Please return all the data below as a JSON list of strings, with one string per line and no blank lines. Leave the pictures out of the list.

━━━

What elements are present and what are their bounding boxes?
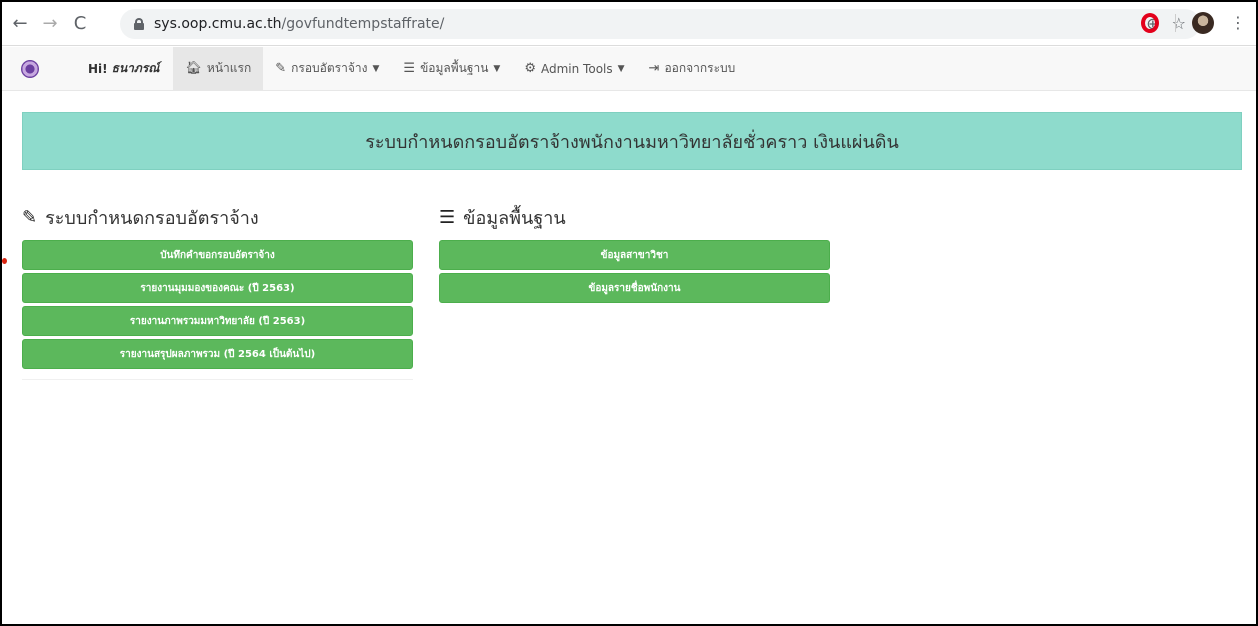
url-host: sys.oop.cmu.ac.th bbox=[154, 16, 282, 32]
subject-data-button[interactable]: ข้อมูลสาขาวิชา bbox=[439, 240, 830, 270]
page-title: ระบบกำหนดกรอบอัตราจ้างพนักงานมหาวิทยาลัย… bbox=[365, 131, 899, 153]
basic-data-section: ☰ ข้อมูลพื้นฐาน ข้อมูลสาขาวิชา ข้อมูลราย… bbox=[439, 202, 830, 306]
nav-home[interactable]: 🏠︎ หน้าแรก bbox=[173, 47, 264, 90]
annotation-marker bbox=[2, 258, 7, 264]
nav-admin-tools[interactable]: ⚙ Admin Tools ▼ bbox=[512, 47, 636, 90]
browser-menu-icon[interactable]: ⋮ bbox=[1230, 15, 1246, 31]
caret-down-icon: ▼ bbox=[493, 63, 501, 74]
record-rate-request-button[interactable]: บันทึกคำขอกรอบอัตราจ้าง bbox=[22, 240, 413, 270]
pencil-icon: ✎ bbox=[275, 61, 287, 76]
user-name: ธนาภรณ์ bbox=[111, 61, 160, 75]
nav-basic-data[interactable]: ☰ ข้อมูลพื้นฐาน ▼ bbox=[391, 47, 512, 90]
university-report-button[interactable]: รายงานภาพรวมมหาวิทยาลัย (ปี 2563) bbox=[22, 306, 413, 336]
reload-icon[interactable]: C bbox=[68, 12, 92, 36]
list-icon: ☰ bbox=[439, 206, 456, 228]
nav-home-label: หน้าแรก bbox=[206, 61, 252, 75]
screen: ← → C sys.oop.cmu.ac.th /govfundtempstaf… bbox=[0, 0, 1258, 626]
back-arrow-icon[interactable]: ← bbox=[8, 12, 32, 36]
section-heading: ✎ ระบบกำหนดกรอบอัตราจ้าง bbox=[22, 202, 413, 232]
browser-toolbar: ← → C sys.oop.cmu.ac.th /govfundtempstaf… bbox=[2, 2, 1256, 46]
faculty-report-button[interactable]: รายงานมุมมองของคณะ (ปี 2563) bbox=[22, 273, 413, 303]
section-title-text: ข้อมูลพื้นฐาน bbox=[463, 207, 566, 229]
forward-arrow-icon[interactable]: → bbox=[38, 12, 62, 36]
section-heading: ☰ ข้อมูลพื้นฐาน bbox=[439, 202, 830, 232]
url-path: /govfundtempstaffrate/ bbox=[281, 16, 445, 32]
summary-report-button[interactable]: รายงานสรุปผลภาพรวม (ปี 2564 เป็นต้นไป) bbox=[22, 339, 413, 369]
app-navbar: Hi! ธนาภรณ์ 🏠︎ หน้าแรก ✎ กรอบอัตราจ้าง ▼… bbox=[2, 47, 1256, 91]
nav-admin-tools-label: Admin Tools bbox=[541, 61, 613, 76]
rate-framework-section: ✎ ระบบกำหนดกรอบอัตราจ้าง บันทึกคำขอกรอบอ… bbox=[22, 202, 413, 372]
caret-down-icon: ▼ bbox=[617, 63, 625, 74]
employee-list-button[interactable]: ข้อมูลรายชื่อพนักงาน bbox=[439, 273, 830, 303]
section-title-text: ระบบกำหนดกรอบอัตราจ้าง bbox=[45, 207, 259, 229]
list-icon: ☰ bbox=[403, 61, 416, 76]
home-icon: 🏠︎ bbox=[185, 61, 202, 76]
nav-logout-label: ออกจากระบบ bbox=[664, 61, 736, 75]
nav-logout[interactable]: ⇥ ออกจากระบบ bbox=[637, 47, 748, 90]
greeting-hi: Hi! bbox=[88, 61, 108, 76]
nav-basic-data-label: ข้อมูลพื้นฐาน bbox=[420, 61, 489, 75]
caret-down-icon: ▼ bbox=[372, 63, 380, 74]
university-logo-icon bbox=[21, 59, 39, 78]
brand-logo[interactable] bbox=[2, 47, 58, 90]
lock-icon bbox=[134, 18, 144, 30]
address-bar[interactable]: sys.oop.cmu.ac.th /govfundtempstaffrate/… bbox=[120, 9, 1200, 39]
opera-icon[interactable] bbox=[1141, 13, 1159, 33]
profile-avatar-icon[interactable] bbox=[1192, 12, 1214, 34]
browser-extensions: ⋮ bbox=[1141, 12, 1246, 34]
logout-icon: ⇥ bbox=[648, 61, 660, 76]
section-divider bbox=[22, 379, 413, 380]
toolbar-divider bbox=[1175, 14, 1176, 32]
page-banner: ระบบกำหนดกรอบอัตราจ้างพนักงานมหาวิทยาลัย… bbox=[22, 112, 1242, 170]
nav-rate-framework[interactable]: ✎ กรอบอัตราจ้าง ▼ bbox=[263, 47, 391, 90]
gear-icon: ⚙ bbox=[524, 61, 536, 76]
user-greeting: Hi! ธนาภรณ์ bbox=[58, 47, 173, 90]
pencil-icon: ✎ bbox=[22, 206, 38, 228]
nav-rate-framework-label: กรอบอัตราจ้าง bbox=[291, 61, 368, 75]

━━━

> **Worked solution**:
[
  "What elements are present and what are their bounding boxes?",
  "url-host: sys.oop.cmu.ac.th bbox=[154, 16, 282, 32]",
  "subject-data-button[interactable]: ข้อมูลสาขาวิชา bbox=[439, 240, 830, 270]",
  "page-title: ระบบกำหนดกรอบอัตราจ้างพนักงานมหาวิทยาลัย… bbox=[365, 131, 899, 153]",
  "basic-data-section: ☰ ข้อมูลพื้นฐาน ข้อมูลสาขาวิชา ข้อมูลราย… bbox=[439, 202, 830, 306]",
  "nav-home[interactable]: 🏠︎ หน้าแรก bbox=[173, 47, 264, 90]",
  "annotation-marker bbox=[2, 258, 7, 264]",
  "nav-admin-tools[interactable]: ⚙ Admin Tools ▼ bbox=[512, 47, 636, 90]",
  "browser-menu-icon[interactable]: ⋮ bbox=[1230, 15, 1246, 31]",
  "caret-down-icon: ▼ bbox=[493, 63, 501, 74]",
  "record-rate-request-button[interactable]: บันทึกคำขอกรอบอัตราจ้าง bbox=[22, 240, 413, 270]",
  "pencil-icon: ✎ bbox=[275, 61, 287, 76]",
  "user-name: ธนาภรณ์ bbox=[111, 61, 160, 75]",
  "nav-basic-data[interactable]: ☰ ข้อมูลพื้นฐาน ▼ bbox=[391, 47, 512, 90]",
  "university-report-button[interactable]: รายงานภาพรวมมหาวิทยาลัย (ปี 2563) bbox=[22, 306, 413, 336]",
  "reload-icon[interactable]: C bbox=[68, 12, 92, 36]",
  "list-icon: ☰ bbox=[439, 206, 456, 228]",
  "nav-home-label: หน้าแรก bbox=[206, 61, 252, 75]",
  "screen: ← → C sys.oop.cmu.ac.th /govfundtempstaf… bbox=[0, 0, 1258, 626]",
  "back-arrow-icon[interactable]: ← bbox=[8, 12, 32, 36]",
  "section-heading: ✎ ระบบกำหนดกรอบอัตราจ้าง bbox=[22, 202, 413, 232]",
  "browser-toolbar: ← → C sys.oop.cmu.ac.th /govfundtempstaf… bbox=[2, 2, 1256, 46]",
  "faculty-report-button[interactable]: รายงานมุมมองของคณะ (ปี 2563) bbox=[22, 273, 413, 303]",
  "section-title-text: ข้อมูลพื้นฐาน bbox=[463, 207, 566, 229]",
  "forward-arrow-icon[interactable]: → bbox=[38, 12, 62, 36]",
  "section-heading: ☰ ข้อมูลพื้นฐาน bbox=[439, 202, 830, 232]",
  "url-path: /govfundtempstaffrate/ bbox=[281, 16, 445, 32]",
  "summary-report-button[interactable]: รายงานสรุปผลภาพรวม (ปี 2564 เป็นต้นไป) bbox=[22, 339, 413, 369]",
  "app-navbar: Hi! ธนาภรณ์ 🏠︎ หน้าแรก ✎ กรอบอัตราจ้าง ▼… bbox=[2, 47, 1256, 91]",
  "nav-admin-tools-label: Admin Tools bbox=[541, 61, 613, 76]",
  "rate-framework-section: ✎ ระบบกำหนดกรอบอัตราจ้าง บันทึกคำขอกรอบอ… bbox=[22, 202, 413, 372]",
  "caret-down-icon: ▼ bbox=[617, 63, 625, 74]",
  "employee-list-button[interactable]: ข้อมูลรายชื่อพนักงาน bbox=[439, 273, 830, 303]",
  "section-title-text: ระบบกำหนดกรอบอัตราจ้าง bbox=[45, 207, 259, 229]",
  "list-icon: ☰ bbox=[403, 61, 416, 76]",
  "home-icon: 🏠︎ bbox=[185, 61, 202, 76]",
  "nav-logout-label: ออกจากระบบ bbox=[664, 61, 736, 75]",
  "nav-logout[interactable]: ⇥ ออกจากระบบ bbox=[637, 47, 748, 90]",
  "greeting-hi: Hi! bbox=[88, 61, 108, 76]",
  "nav-basic-data-label: ข้อมูลพื้นฐาน bbox=[420, 61, 489, 75]",
  "caret-down-icon: ▼ bbox=[372, 63, 380, 74]",
  "university-logo-icon bbox=[21, 59, 39, 78]",
  "brand-logo[interactable] bbox=[2, 47, 58, 90]",
  "lock-icon bbox=[134, 18, 144, 30]",
  "address-bar[interactable]: sys.oop.cmu.ac.th /govfundtempstaffrate/… bbox=[120, 9, 1200, 39]",
  "opera-icon[interactable] bbox=[1141, 13, 1159, 33]",
  "profile-avatar-icon[interactable] bbox=[1192, 12, 1214, 34]",
  "browser-extensions: ⋮ bbox=[1141, 12, 1246, 34]",
  "logout-icon: ⇥ bbox=[648, 61, 660, 76]",
  "section-divider bbox=[22, 379, 413, 380]",
  "toolbar-divider bbox=[1175, 14, 1176, 32]",
  "page-banner: ระบบกำหนดกรอบอัตราจ้างพนักงานมหาวิทยาลัย… bbox=[22, 112, 1242, 170]",
  "nav-rate-framework[interactable]: ✎ กรอบอัตราจ้าง ▼ bbox=[263, 47, 391, 90]",
  "gear-icon: ⚙ bbox=[524, 61, 536, 76]",
  "user-greeting: Hi! ธนาภรณ์ bbox=[58, 47, 173, 90]",
  "pencil-icon: ✎ bbox=[22, 206, 38, 228]",
  "nav-rate-framework-label: กรอบอัตราจ้าง bbox=[291, 61, 368, 75]"
]